Keep only the lines where "with" appears.

---------- Records shown

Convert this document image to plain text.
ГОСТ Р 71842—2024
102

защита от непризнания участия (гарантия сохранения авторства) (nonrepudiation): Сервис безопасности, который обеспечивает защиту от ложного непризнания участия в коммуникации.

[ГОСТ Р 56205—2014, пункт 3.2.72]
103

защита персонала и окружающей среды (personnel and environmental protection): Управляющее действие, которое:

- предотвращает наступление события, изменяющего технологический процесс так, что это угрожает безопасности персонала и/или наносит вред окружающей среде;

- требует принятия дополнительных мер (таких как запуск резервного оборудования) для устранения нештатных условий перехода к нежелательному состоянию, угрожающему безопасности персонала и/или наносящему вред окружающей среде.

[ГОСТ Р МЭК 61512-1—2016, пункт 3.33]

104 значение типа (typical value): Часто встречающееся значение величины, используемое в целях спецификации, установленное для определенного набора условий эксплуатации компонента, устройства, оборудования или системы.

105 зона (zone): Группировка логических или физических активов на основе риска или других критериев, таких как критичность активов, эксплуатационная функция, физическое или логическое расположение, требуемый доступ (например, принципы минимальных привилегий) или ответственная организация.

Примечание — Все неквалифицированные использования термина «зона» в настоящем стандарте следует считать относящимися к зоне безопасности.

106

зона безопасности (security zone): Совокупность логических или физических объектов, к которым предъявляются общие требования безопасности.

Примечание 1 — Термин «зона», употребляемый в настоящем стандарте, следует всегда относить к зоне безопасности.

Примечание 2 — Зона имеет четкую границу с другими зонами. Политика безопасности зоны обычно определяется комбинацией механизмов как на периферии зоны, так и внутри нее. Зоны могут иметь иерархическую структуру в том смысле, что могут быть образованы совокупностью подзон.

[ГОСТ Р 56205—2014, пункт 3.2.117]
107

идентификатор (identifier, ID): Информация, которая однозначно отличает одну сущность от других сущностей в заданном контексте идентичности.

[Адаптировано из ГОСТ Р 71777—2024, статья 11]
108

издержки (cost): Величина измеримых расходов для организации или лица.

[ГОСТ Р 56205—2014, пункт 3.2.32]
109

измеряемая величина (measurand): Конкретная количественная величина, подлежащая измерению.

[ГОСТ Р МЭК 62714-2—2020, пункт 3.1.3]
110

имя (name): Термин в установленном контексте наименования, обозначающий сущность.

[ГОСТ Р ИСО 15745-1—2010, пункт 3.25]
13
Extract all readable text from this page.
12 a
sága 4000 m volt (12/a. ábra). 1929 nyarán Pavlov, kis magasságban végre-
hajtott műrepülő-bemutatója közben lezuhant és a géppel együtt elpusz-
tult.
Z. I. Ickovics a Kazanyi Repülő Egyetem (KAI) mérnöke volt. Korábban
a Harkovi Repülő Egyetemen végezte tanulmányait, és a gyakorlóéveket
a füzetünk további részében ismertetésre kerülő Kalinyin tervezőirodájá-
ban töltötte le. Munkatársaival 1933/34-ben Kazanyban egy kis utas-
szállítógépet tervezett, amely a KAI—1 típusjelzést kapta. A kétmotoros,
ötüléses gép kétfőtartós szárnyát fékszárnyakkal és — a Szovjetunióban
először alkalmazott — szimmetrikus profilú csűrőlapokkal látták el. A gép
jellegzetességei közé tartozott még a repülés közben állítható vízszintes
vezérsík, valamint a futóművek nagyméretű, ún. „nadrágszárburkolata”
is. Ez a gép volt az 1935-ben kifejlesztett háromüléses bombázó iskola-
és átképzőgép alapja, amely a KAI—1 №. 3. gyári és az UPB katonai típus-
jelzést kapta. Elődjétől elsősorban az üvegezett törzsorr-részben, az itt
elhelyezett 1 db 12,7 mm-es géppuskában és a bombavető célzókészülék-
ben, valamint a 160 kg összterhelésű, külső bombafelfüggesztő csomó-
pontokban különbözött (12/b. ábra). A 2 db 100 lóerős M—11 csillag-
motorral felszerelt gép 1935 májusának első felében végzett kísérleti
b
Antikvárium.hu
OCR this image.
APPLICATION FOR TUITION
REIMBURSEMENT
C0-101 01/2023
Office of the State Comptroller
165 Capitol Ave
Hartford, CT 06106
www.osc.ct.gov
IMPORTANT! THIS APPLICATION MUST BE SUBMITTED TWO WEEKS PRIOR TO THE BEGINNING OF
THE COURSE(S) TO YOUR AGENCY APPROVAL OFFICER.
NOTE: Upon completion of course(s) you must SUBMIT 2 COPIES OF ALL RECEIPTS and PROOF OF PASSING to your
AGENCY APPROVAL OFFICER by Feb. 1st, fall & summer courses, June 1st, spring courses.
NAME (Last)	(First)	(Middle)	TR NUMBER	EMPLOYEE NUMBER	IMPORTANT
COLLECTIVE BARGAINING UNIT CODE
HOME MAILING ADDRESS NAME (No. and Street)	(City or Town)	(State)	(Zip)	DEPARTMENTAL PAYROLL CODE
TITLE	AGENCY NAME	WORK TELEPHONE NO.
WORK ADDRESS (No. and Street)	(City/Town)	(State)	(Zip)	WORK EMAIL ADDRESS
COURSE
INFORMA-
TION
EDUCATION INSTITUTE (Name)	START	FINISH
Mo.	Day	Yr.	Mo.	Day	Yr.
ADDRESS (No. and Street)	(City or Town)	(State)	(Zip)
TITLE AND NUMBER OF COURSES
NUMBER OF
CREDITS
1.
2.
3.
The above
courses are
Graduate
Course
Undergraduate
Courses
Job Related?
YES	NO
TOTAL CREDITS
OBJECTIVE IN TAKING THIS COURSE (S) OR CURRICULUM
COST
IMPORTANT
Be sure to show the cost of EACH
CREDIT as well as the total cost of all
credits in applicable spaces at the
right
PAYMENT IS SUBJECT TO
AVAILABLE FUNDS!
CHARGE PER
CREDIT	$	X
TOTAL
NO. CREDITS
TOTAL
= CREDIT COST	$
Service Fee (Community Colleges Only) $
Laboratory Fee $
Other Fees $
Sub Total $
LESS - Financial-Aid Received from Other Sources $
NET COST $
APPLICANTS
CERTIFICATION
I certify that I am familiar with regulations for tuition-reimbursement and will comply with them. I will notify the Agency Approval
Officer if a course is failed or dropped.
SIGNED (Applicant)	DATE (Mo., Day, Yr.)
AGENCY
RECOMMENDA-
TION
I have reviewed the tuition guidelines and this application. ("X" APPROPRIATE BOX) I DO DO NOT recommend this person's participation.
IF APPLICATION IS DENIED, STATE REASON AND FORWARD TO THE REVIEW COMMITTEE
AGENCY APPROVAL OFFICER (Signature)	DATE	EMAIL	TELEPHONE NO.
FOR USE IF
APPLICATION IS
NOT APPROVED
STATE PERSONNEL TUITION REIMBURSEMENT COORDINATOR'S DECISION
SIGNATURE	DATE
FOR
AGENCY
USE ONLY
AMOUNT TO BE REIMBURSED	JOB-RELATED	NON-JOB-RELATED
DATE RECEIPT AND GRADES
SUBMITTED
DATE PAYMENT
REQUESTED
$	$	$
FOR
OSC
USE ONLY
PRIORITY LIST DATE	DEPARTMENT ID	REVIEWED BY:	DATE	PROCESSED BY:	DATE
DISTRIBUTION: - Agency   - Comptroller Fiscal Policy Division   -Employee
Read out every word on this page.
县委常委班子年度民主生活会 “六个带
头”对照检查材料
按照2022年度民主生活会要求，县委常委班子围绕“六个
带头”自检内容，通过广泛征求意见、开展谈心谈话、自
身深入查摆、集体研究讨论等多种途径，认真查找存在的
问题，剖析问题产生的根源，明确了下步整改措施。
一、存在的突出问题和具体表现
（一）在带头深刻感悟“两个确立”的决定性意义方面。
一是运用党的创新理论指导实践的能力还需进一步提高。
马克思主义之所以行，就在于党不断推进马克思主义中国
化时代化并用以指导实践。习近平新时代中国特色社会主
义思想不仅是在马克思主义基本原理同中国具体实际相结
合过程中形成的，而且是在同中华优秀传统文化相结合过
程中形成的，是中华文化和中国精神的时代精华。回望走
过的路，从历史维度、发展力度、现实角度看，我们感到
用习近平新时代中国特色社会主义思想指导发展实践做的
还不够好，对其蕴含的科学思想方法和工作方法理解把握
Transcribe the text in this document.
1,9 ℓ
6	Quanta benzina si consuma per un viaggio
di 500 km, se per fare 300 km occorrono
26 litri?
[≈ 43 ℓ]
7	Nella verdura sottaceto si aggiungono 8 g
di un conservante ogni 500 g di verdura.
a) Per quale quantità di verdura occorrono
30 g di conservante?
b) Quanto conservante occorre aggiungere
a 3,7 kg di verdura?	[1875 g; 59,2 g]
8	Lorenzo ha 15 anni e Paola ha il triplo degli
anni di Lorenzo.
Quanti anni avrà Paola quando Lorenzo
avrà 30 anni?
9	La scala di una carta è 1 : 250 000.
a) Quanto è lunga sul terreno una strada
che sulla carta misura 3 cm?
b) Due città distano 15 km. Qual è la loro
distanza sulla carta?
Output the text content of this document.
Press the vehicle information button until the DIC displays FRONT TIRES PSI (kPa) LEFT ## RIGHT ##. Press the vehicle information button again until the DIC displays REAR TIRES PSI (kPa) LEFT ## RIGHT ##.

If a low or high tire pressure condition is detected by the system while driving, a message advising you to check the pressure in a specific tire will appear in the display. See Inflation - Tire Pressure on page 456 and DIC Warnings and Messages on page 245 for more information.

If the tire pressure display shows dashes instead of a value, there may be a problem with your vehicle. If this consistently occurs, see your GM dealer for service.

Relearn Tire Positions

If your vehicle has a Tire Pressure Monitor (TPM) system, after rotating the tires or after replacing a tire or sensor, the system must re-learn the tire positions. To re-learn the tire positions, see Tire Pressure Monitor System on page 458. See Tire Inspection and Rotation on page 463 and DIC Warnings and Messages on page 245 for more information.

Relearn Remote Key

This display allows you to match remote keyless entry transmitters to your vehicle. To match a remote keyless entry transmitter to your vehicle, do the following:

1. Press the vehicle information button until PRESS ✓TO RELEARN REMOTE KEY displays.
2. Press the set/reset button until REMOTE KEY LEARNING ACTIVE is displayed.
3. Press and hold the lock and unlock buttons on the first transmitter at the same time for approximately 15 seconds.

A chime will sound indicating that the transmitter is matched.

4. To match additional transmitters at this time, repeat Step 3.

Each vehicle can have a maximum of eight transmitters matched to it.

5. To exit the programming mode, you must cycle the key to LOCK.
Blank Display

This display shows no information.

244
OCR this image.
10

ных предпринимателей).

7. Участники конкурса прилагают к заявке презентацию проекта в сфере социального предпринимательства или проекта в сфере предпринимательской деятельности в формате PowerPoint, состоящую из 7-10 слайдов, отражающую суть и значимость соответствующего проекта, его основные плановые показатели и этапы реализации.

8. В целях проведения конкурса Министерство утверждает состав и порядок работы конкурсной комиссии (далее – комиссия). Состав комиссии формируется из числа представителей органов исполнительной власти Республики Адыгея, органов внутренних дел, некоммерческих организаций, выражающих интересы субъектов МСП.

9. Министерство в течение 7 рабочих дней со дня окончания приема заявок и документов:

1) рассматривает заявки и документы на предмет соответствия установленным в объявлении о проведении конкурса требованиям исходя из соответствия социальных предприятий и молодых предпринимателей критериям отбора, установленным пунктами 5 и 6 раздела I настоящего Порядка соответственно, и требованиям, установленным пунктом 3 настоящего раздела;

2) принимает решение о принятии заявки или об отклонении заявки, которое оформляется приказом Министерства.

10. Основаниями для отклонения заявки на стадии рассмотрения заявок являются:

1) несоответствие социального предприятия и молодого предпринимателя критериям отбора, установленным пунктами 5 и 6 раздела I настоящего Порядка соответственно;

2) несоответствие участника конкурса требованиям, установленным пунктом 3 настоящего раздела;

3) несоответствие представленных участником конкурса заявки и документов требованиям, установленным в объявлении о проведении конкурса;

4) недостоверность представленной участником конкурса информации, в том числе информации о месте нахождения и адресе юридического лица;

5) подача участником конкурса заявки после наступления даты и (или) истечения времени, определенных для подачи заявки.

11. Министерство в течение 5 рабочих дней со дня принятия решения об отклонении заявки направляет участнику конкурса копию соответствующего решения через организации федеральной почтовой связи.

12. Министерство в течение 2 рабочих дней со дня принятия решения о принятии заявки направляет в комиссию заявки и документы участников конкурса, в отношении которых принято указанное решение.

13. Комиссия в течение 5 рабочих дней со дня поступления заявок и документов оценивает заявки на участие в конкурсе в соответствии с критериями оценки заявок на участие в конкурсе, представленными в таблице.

--------------------

▸ The solution
I certify that I am familiar with regulations for tuition-reimbursement and will comply with them. I will notify the Agency Approval
If the tire pressure display shows dashes instead of a value, there may be a problem with your vehicle. If this consistently occurs, see your GM dealer for service.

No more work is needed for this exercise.